## Your task
Your task is to output the entries below word for word.

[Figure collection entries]

-----

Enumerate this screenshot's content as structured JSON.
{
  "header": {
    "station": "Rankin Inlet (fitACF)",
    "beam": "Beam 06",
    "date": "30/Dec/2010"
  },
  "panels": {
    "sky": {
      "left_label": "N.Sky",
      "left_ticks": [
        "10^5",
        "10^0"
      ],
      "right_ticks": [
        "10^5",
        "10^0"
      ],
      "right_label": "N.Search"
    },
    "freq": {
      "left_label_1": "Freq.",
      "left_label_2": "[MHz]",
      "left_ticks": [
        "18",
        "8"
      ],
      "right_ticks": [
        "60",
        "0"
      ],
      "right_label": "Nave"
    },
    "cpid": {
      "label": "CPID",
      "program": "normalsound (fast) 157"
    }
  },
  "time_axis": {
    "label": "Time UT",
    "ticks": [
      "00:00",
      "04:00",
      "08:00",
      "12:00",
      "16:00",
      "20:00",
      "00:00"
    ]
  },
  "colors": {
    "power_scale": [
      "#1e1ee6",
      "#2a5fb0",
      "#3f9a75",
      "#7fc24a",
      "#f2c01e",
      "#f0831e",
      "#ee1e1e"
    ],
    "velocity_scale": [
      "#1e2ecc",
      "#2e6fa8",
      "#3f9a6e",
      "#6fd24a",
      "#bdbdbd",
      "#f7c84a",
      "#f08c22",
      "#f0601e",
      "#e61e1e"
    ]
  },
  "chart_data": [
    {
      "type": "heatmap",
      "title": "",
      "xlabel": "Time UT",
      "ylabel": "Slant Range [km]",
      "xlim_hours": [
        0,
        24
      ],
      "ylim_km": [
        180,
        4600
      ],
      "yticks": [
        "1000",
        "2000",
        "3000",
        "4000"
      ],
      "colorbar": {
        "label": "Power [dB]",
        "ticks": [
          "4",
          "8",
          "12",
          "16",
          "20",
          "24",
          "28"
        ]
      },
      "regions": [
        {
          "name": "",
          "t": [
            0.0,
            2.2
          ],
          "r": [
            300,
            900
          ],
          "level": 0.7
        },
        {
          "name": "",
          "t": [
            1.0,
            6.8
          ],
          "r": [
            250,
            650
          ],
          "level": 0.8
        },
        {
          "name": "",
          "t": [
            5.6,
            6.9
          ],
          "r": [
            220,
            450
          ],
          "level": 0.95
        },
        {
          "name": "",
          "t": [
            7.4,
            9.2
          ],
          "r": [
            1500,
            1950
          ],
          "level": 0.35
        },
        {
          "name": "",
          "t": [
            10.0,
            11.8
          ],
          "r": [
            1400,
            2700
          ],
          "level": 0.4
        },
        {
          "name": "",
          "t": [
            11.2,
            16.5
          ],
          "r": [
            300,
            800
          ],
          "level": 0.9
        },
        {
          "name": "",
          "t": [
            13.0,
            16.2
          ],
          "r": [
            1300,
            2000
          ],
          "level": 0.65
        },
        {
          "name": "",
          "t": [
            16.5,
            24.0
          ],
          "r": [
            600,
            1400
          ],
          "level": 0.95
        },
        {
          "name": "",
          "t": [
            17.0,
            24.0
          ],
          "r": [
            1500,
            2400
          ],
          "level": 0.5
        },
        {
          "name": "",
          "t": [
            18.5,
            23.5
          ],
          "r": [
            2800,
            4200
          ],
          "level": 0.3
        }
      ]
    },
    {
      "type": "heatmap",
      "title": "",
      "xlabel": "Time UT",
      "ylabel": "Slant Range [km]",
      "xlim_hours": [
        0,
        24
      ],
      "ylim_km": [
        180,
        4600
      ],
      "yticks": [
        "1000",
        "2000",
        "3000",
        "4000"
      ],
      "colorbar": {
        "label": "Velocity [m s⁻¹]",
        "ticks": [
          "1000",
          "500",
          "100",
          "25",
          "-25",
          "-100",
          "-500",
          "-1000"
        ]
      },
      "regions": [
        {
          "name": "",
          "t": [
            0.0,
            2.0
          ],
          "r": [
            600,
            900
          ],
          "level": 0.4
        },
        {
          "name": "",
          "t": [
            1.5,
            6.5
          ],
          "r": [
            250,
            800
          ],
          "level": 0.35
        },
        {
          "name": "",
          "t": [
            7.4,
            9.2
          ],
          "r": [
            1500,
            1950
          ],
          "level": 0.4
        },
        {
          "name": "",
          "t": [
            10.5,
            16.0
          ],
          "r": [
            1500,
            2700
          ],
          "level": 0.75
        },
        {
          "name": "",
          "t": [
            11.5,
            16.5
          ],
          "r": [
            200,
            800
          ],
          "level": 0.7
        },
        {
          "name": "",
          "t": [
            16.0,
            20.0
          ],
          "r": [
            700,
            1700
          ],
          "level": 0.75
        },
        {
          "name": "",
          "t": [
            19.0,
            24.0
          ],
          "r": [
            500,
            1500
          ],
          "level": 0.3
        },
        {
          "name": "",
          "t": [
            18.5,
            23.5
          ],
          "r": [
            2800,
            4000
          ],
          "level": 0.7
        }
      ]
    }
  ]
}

-----

## The completed task
Enumerate this screenshot's content as structured JSON.
{
  "header": {
    "station": "Rankin Inlet (fitACF)",
    "beam": "Beam 06",
    "date": "30/Dec/2010"
  },
  "panels": {
    "sky": {
      "left_label": "N.Sky",
      "left_ticks": [
        "10^5",
        "10^0"
      ],
      "right_ticks": [
        "10^5",
        "10^0"
      ],
      "right_label": "N.Search"
    },
    "freq": {
      "left_label_1": "Freq.",
      "left_label_2": "[MHz]",
      "left_ticks": [
        "18",
        "8"
      ],
      "right_ticks": [
        "60",
        "0"
      ],
      "right_label": "Nave"
    },
    "cpid": {
      "label": "CPID",
      "program": "normalsound (fast) 157"
    }
  },
  "time_axis": {
    "label": "Time UT",
    "ticks": [
      "00:00",
      "04:00",
      "08:00",
      "12:00",
      "16:00",
      "20:00",
      "00:00"
    ]
  },
  "colors": {
    "power_scale": [
      "#1e1ee6",
      "#2a5fb0",
      "#3f9a75",
      "#7fc24a",
      "#f2c01e",
      "#f0831e",
      "#ee1e1e"
    ],
    "velocity_scale": [
      "#1e2ecc",
      "#2e6fa8",
      "#3f9a6e",
      "#6fd24a",
      "#bdbdbd",
      "#f7c84a",
      "#f08c22",
      "#f0601e",
      "#e61e1e"
    ]
  },
  "chart_data": [
    {
      "type": "heatmap",
      "title": "",
      "xlabel": "Time UT",
      "ylabel": "Slant Range [km]",
      "xlim_hours": [
        0,
        24
      ],
      "ylim_km": [
        180,
        4600
      ],
      "yticks": [
        "1000",
        "2000",
        "3000",
        "4000"
      ],
      "colorbar": {
        "label": "Power [dB]",
        "ticks": [
          "4",
          "8",
          "12",
          "16",
          "20",
          "24",
          "28"
        ]
      },
      "regions": [
        {
          "name": "",
          "t": [
            0.0,
            2.2
          ],
          "r": [
            300,
            900
          ],
          "level": 0.7
        },
        {
          "name": "",
          "t": [
            1.0,
            6.8
          ],
          "r": [
            250,
            650
          ],
          "level": 0.8
        },
        {
          "name": "",
          "t": [
            5.6,
            6.9
          ],
          "r": [
            220,
            450
          ],
          "level": 0.95
        },
        {
          "name": "",
          "t": [
            7.4,
            9.2
          ],
          "r": [
            1500,
            1950
          ],
          "level": 0.35
        },
        {
          "name": "",
          "t": [
            10.0,
            11.8
          ],
          "r": [
            1400,
            2700
          ],
          "level": 0.4
        },
        {
          "name": "",
          "t": [
            11.2,
            16.5
          ],
          "r": [
            300,
            800
          ],
          "level": 0.9
        },
        {
          "name": "",
          "t": [
            13.0,
            16.2
          ],
          "r": [
            1300,
            2000
          ],
          "level": 0.65
        },
        {
          "name": "",
          "t": [
            16.5,
            24.0
          ],
          "r": [
            600,
            1400
          ],
          "level": 0.95
        },
        {
          "name": "",
          "t": [
            17.0,
            24.0
          ],
          "r": [
            1500,
            2400
          ],
          "level": 0.5
        },
        {
          "name": "",
          "t": [
            18.5,
            23.5
          ],
          "r": [
            2800,
            4200
          ],
          "level": 0.3
        }
      ]
    },
    {
      "type": "heatmap",
      "title": "",
      "xlabel": "Time UT",
      "ylabel": "Slant Range [km]",
      "xlim_hours": [
        0,
        24
      ],
      "ylim_km": [
        180,
        4600
      ],
      "yticks": [
        "1000",
        "2000",
        "3000",
        "4000"
      ],
      "colorbar": {
        "label": "Velocity [m s⁻¹]",
        "ticks": [
          "1000",
          "500",
          "100",
          "25",
          "-25",
          "-100",
          "-500",
          "-1000"
        ]
      },
      "regions": [
        {
          "name": "",
          "t": [
            0.0,
            2.0
          ],
          "r": [
            600,
            900
          ],
          "level": 0.4
        },
        {
          "name": "",
          "t": [
            1.5,
            6.5
          ],
          "r": [
            250,
            800
          ],
          "level": 0.35
        },
        {
          "name": "",
          "t": [
            7.4,
            9.2
          ],
          "r": [
            1500,
            1950
          ],
          "level": 0.4
        },
        {
          "name": "",
          "t": [
            10.5,
            16.0
          ],
          "r": [
            1500,
            2700
          ],
          "level": 0.75
        },
        {
          "name": "",
          "t": [
            11.5,
            16.5
          ],
          "r": [
            200,
            800
          ],
          "level": 0.7
        },
        {
          "name": "",
          "t": [
            16.0,
            20.0
          ],
          "r": [
            700,
            1700
          ],
          "level": 0.75
        },
        {
          "name": "",
          "t": [
            19.0,
            24.0
          ],
          "r": [
            500,
            1500
          ],
          "level": 0.3
        },
        {
          "name": "",
          "t": [
            18.5,
            23.5
          ],
          "r": [
            2800,
            4000
          ],
          "level": 0.7
        }
      ]
    }
  ]
}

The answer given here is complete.